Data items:
=-=-=
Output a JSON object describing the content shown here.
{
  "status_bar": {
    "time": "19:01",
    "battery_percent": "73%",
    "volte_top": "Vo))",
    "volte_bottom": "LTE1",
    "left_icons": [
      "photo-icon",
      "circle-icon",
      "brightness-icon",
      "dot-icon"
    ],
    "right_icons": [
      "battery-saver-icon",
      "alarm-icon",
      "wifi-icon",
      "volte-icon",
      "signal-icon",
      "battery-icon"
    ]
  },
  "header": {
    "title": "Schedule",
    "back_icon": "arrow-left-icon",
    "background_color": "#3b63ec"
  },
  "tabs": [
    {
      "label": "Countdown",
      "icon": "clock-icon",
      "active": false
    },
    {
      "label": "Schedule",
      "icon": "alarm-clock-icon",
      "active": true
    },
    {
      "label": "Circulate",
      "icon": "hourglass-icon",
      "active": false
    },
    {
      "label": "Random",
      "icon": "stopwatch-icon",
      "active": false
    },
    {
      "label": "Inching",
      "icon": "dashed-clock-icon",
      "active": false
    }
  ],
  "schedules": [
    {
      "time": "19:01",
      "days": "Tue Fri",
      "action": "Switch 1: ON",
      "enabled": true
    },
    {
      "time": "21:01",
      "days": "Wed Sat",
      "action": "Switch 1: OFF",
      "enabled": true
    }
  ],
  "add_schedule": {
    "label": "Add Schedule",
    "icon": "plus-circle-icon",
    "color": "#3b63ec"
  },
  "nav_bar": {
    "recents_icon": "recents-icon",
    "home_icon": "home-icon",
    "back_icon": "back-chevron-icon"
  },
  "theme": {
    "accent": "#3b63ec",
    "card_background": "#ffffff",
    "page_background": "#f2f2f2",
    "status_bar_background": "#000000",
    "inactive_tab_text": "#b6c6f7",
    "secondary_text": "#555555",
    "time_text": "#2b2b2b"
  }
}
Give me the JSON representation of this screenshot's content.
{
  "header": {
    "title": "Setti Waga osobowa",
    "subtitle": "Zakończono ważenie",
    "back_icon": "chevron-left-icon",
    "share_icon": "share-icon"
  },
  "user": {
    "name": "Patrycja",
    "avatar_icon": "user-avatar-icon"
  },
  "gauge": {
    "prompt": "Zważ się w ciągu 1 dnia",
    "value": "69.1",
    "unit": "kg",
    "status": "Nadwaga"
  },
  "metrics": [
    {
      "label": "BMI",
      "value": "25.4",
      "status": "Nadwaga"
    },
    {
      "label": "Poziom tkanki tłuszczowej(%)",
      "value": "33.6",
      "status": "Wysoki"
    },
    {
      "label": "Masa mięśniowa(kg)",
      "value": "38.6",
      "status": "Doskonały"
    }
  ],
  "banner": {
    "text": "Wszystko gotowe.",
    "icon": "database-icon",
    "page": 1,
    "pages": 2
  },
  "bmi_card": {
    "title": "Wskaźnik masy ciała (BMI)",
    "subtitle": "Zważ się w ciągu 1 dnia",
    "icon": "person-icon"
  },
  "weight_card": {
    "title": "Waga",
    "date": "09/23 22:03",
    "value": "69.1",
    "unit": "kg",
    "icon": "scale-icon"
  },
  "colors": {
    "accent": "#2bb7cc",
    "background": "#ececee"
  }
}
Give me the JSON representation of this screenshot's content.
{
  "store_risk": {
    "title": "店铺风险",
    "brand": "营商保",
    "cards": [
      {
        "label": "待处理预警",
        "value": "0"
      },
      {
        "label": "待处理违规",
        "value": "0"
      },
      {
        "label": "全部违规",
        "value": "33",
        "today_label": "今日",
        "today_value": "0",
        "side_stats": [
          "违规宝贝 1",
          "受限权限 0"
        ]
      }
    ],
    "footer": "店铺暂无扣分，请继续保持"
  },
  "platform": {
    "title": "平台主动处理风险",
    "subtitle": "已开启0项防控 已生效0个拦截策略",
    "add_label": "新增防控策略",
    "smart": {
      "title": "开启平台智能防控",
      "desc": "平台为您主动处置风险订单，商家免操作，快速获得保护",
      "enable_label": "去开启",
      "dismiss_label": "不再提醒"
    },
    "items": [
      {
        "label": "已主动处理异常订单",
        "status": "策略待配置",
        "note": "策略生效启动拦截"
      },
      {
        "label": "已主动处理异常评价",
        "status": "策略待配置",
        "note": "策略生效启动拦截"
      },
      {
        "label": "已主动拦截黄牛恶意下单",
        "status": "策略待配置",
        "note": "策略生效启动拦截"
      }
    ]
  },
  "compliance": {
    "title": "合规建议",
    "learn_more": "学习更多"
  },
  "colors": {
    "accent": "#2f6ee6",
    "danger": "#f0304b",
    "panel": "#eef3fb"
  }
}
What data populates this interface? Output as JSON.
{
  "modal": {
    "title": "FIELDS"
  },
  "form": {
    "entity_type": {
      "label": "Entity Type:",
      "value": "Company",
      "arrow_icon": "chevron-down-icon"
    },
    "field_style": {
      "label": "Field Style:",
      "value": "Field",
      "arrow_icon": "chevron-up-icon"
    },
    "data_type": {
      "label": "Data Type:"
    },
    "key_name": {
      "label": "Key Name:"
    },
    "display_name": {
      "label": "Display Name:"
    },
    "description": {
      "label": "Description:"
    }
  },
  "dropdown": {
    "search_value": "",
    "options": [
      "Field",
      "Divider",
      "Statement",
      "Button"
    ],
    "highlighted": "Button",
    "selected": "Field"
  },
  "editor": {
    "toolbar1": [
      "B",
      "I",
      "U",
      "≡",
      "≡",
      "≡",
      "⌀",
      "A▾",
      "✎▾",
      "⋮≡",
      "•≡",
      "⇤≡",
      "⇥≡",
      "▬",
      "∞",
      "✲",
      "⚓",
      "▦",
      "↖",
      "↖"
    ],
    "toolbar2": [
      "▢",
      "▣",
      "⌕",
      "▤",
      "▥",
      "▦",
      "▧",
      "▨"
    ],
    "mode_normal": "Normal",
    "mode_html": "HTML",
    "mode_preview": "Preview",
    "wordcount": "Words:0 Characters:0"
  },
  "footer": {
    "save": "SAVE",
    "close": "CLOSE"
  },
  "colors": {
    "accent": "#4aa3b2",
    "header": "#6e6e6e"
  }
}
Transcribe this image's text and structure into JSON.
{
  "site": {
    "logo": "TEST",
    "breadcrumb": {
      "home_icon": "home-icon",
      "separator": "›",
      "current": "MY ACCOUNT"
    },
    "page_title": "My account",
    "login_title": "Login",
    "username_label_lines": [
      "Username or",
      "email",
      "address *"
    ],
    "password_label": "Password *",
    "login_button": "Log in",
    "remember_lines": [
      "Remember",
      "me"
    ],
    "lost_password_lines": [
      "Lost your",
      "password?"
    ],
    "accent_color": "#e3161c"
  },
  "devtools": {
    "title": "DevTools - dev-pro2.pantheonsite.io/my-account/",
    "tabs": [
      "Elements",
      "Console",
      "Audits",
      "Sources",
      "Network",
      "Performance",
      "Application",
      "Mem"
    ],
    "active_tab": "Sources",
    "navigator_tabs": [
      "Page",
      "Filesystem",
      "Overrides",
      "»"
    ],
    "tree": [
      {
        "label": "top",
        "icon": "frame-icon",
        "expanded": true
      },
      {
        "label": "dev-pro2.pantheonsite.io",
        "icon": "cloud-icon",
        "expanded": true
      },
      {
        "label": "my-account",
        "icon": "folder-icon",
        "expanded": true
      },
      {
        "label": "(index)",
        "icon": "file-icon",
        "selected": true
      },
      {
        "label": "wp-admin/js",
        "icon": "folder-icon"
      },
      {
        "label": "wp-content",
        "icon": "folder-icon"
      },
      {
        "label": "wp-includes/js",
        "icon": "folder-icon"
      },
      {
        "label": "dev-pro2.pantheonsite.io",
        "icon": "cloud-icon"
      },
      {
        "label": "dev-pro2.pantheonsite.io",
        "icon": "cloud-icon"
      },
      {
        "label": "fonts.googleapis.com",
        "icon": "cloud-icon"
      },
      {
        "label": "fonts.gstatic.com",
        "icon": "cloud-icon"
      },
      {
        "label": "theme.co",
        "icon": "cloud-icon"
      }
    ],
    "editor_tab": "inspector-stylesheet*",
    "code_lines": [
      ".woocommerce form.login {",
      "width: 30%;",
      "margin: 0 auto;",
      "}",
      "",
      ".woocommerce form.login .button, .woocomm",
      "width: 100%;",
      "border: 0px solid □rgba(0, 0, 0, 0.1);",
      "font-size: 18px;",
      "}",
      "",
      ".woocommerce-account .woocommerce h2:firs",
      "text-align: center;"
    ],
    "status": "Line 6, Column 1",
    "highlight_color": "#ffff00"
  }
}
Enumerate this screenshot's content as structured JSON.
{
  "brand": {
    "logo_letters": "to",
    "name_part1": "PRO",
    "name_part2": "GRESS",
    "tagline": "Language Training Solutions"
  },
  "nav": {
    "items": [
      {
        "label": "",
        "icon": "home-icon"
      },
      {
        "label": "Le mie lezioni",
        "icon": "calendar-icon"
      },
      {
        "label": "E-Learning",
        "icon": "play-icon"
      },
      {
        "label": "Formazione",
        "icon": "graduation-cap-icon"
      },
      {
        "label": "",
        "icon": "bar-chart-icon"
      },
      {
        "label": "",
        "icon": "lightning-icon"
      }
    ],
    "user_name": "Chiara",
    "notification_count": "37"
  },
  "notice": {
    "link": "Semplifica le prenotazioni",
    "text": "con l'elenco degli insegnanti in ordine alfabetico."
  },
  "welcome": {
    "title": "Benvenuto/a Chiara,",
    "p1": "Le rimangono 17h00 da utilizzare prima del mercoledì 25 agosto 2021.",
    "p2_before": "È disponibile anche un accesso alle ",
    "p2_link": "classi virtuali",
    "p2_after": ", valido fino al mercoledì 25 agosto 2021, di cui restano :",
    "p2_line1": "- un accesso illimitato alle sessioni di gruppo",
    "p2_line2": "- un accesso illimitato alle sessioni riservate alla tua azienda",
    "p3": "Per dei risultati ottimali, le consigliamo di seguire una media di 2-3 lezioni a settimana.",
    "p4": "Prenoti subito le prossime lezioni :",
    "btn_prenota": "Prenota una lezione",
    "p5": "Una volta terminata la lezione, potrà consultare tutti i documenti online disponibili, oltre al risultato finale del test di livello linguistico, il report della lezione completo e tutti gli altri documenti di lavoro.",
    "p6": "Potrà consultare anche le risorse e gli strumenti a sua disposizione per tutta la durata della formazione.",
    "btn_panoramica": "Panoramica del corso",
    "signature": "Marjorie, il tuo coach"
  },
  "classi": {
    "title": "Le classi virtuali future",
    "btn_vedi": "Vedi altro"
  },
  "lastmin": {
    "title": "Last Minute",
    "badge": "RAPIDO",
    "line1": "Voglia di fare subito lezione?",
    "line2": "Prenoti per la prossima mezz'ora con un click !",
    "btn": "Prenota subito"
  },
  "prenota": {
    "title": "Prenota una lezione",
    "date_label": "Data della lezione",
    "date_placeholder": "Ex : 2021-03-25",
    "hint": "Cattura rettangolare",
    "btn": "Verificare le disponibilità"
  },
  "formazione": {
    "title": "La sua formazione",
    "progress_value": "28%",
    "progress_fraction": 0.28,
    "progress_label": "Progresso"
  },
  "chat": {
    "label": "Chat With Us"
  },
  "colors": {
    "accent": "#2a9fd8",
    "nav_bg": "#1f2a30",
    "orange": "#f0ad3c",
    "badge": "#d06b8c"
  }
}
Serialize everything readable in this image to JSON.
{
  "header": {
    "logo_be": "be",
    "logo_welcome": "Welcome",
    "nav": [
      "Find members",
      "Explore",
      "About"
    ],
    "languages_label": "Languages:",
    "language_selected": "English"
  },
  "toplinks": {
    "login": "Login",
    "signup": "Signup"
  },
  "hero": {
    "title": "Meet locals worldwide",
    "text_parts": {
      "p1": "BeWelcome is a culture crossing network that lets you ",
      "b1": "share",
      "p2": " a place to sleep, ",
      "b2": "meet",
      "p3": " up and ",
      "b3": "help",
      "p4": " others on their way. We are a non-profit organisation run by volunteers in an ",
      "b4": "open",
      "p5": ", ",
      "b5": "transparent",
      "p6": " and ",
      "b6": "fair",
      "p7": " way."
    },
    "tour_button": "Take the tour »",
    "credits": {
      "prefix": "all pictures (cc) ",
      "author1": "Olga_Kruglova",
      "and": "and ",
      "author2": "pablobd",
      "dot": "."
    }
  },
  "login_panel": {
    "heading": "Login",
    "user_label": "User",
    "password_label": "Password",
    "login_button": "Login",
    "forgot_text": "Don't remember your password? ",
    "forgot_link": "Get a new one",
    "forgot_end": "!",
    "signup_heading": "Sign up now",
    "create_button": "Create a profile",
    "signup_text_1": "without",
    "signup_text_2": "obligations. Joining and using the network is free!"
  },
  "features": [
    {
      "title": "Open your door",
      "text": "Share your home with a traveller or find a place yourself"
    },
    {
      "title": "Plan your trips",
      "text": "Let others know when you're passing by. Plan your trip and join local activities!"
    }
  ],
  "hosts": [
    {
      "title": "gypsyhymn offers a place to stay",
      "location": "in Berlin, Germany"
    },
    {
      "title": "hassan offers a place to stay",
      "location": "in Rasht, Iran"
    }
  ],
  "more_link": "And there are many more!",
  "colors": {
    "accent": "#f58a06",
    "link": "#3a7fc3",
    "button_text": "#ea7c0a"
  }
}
=-=-=
• **TASK PROMPT**
Gather every line from the listing above in which the word "your" appears.

• **RESPONSE BELOW**
      "Lost your",
    "forgot_text": "Don't remember your password? ",
      "title": "Open your door",
      "text": "Share your home with a traveller or find a place yourself"
      "title": "Plan your trips",
      "text": "Let others know when you're passing by. Plan your trip and join local activities!"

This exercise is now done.